[Consigne]
Reproduisez le passage de l'extrait sur la chevalerie française pendant la guerre de Cent Ans, depuis "Prenons l’exemple de" jusqu'à "accrue de l’arme." inclus.

La guerre de Cent Ans, fréquemment perçue à travers les lourdes défaites de la chevalerie française, a aussi constitué un tournant majeur pour celle-ci, amorçant son renouveau et sa profonde transformation, qui ont finalement conduit à la victoire finale contre l’ennemi héréditaire.
L’image d’Epinal que nous avons d’une chevalerie française désordonnée, archaïque et sans stratégie est encore très répandue. Cette vision, largement influencée par l’historien Jules Michelet et plus récemment par la prédominance d’un certain chauvinisme anglo-saxon sur ce sujet, est pourtant loin de la réalité.
L’arrêt de cuirasse et l’arrêt de lance, une petite révolution pour la cavalerie

Des recherches récentes, menées par l’historien anglais Michael Harbinson[1], montrent qu’à partir de la seconde moitié du XIVe siècle, la cavalerie lourde va améliorer sa capacité de choc contre les rangs ennemis et développer une meilleure protection face aux volées de flèches adverses. Ce sont des évolutions capitales pour les noblesses françaises et bretonnes qui combattent avant tout à cheval contre les Anglais.
Prenons l’exemple de la capacité de choc avec l’apparition à cette période de l’arrêt de cuirasse qui a permis aux cavaliers de réaliser des charges destructrices. Cette tige de métal arrondie, fixée sur un côté de l’armure permet d’y placer une lance lourde. Elle permet également une meilleure stabilité de la lance et une précision accrue de l’arme.
Afin d’être efficace, l’arrêt de cuirasse devait être combiné avec l’arrêt de lance, un anneau de cuir fixé sur le manche de l’arme permettant de contrôler la descente de la lance.
Ce système empêche ainsi l’arme de glisser de la main lors de l’impact.

[Données sources]
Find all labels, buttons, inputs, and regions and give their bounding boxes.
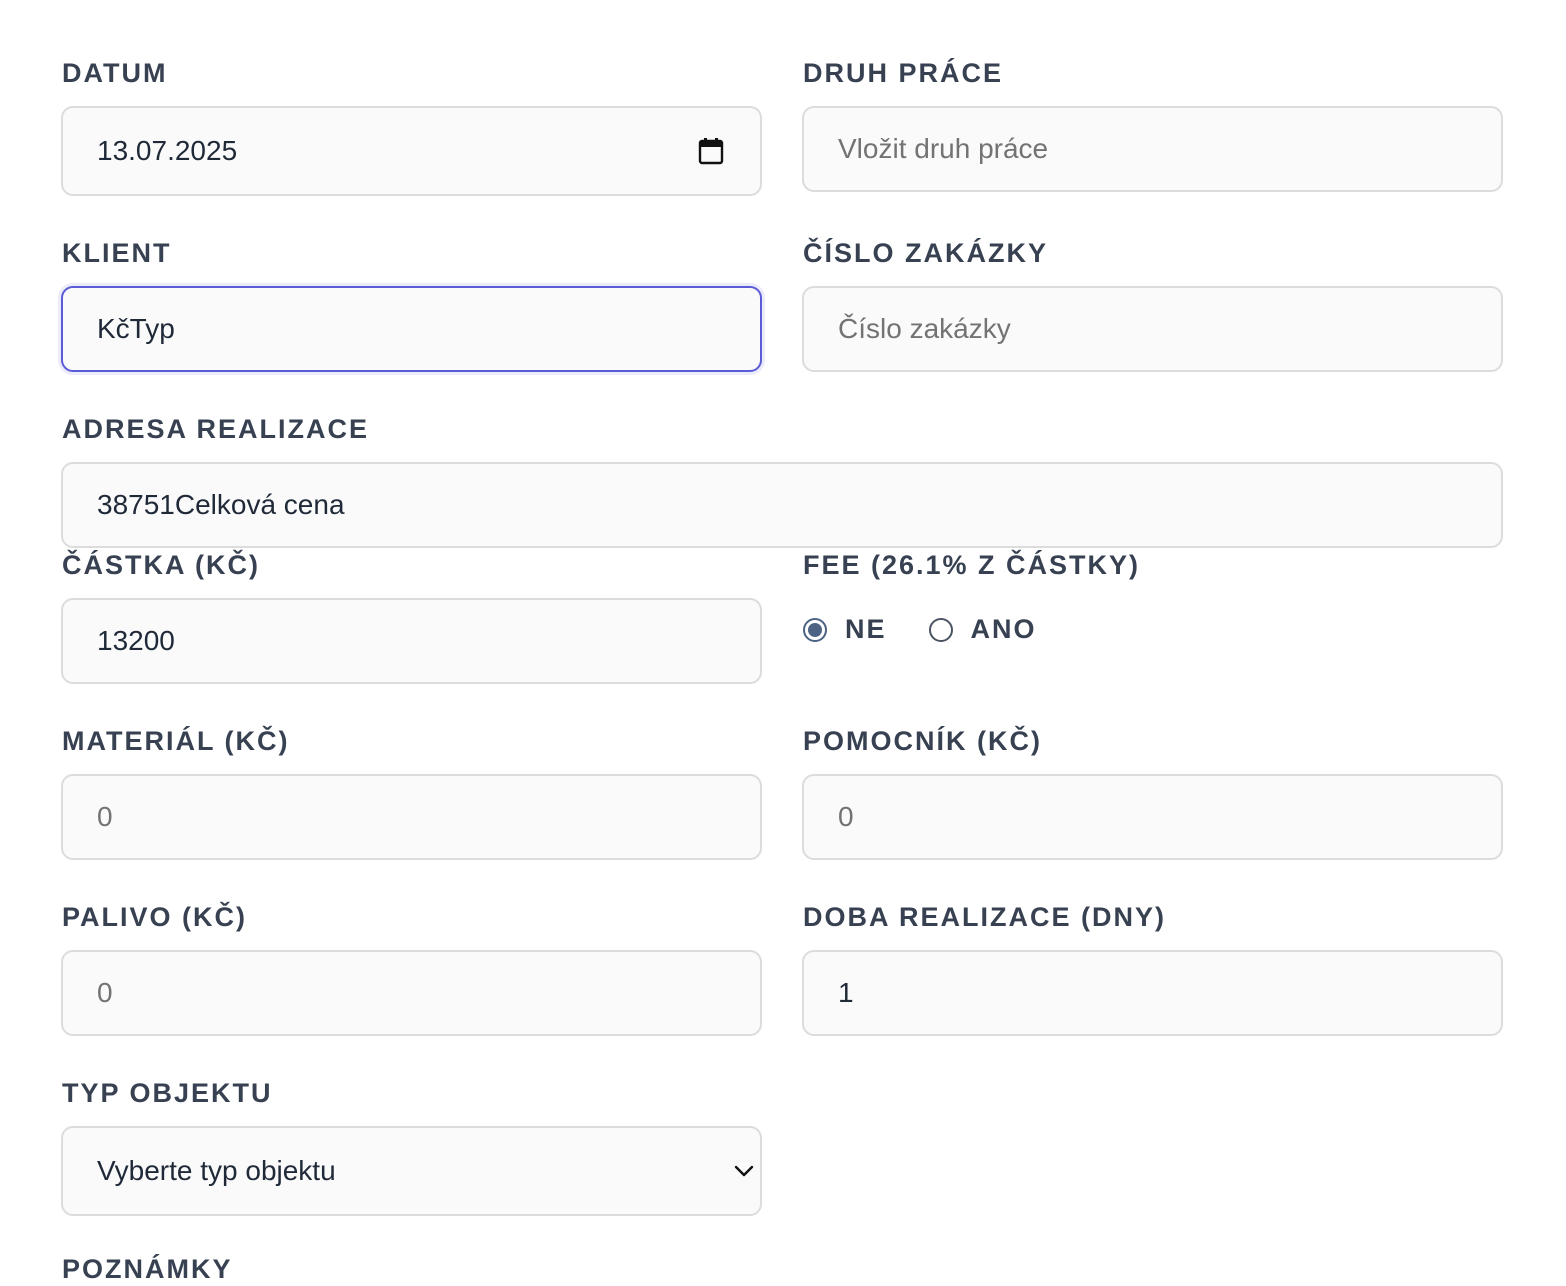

[Corrigé]
Prenons l’exemple de la capacité de choc avec l’apparition à cette période de l’arrêt de cuirasse qui a permis aux cavaliers de réaliser des charges destructrices. Cette tige de métal arrondie, fixée sur un côté de l’armure permet d’y placer une lance lourde. Elle permet également une meilleure stabilité de la lance et une précision accrue de l’arme.